▶ Problem to solve
Count the lines in the rows below that contain the string "kategorie". Give only the number.

▶ Excerpted data
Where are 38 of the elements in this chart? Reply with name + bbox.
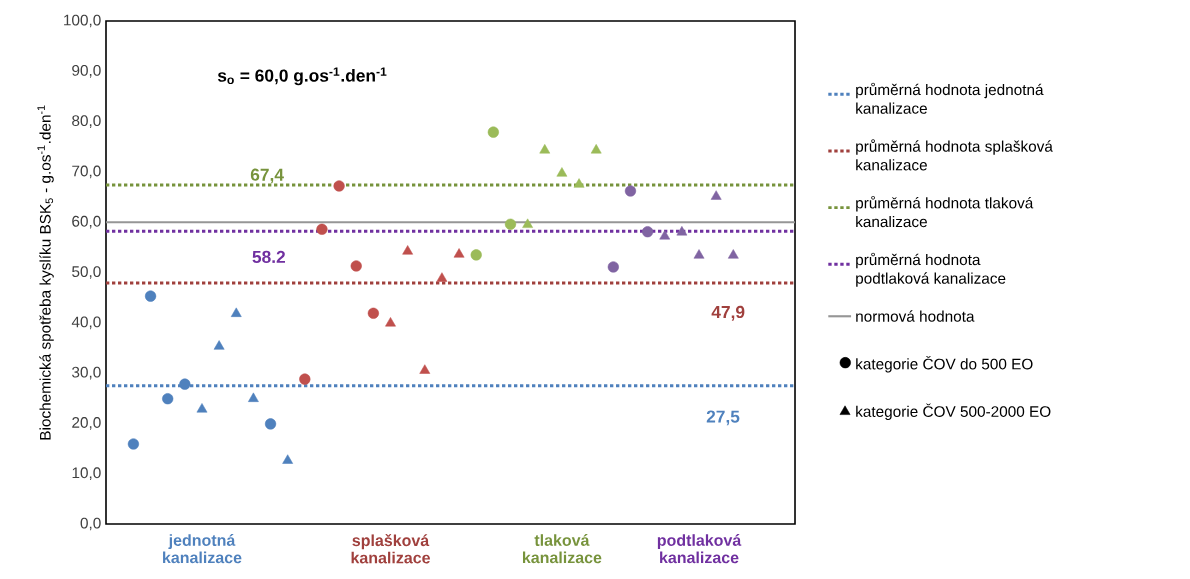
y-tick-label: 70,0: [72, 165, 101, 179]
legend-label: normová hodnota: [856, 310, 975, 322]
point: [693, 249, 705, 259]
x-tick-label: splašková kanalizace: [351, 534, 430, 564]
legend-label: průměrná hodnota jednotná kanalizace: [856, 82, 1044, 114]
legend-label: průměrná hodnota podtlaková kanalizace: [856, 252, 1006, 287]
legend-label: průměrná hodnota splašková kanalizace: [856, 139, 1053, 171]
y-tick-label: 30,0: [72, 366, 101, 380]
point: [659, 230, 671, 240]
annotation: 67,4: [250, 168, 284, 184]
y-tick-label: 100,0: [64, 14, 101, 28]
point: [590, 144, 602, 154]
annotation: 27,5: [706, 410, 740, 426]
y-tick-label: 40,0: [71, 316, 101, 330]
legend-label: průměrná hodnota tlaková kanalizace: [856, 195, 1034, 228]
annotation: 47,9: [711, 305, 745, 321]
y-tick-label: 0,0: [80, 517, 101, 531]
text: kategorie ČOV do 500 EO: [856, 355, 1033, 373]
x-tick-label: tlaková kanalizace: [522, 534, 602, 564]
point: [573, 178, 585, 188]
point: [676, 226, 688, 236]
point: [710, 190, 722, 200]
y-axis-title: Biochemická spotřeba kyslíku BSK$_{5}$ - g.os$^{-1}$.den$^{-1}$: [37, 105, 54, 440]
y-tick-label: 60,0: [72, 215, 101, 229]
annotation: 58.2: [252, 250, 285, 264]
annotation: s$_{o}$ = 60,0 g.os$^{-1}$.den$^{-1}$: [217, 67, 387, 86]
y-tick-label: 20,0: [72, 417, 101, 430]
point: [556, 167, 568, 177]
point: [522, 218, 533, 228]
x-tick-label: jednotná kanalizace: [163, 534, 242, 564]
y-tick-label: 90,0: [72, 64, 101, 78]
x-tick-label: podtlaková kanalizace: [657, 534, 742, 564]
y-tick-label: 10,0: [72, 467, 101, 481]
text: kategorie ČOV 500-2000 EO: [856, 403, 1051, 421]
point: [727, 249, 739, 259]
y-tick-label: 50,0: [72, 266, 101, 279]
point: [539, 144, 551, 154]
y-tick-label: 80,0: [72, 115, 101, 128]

▶ Correct response
2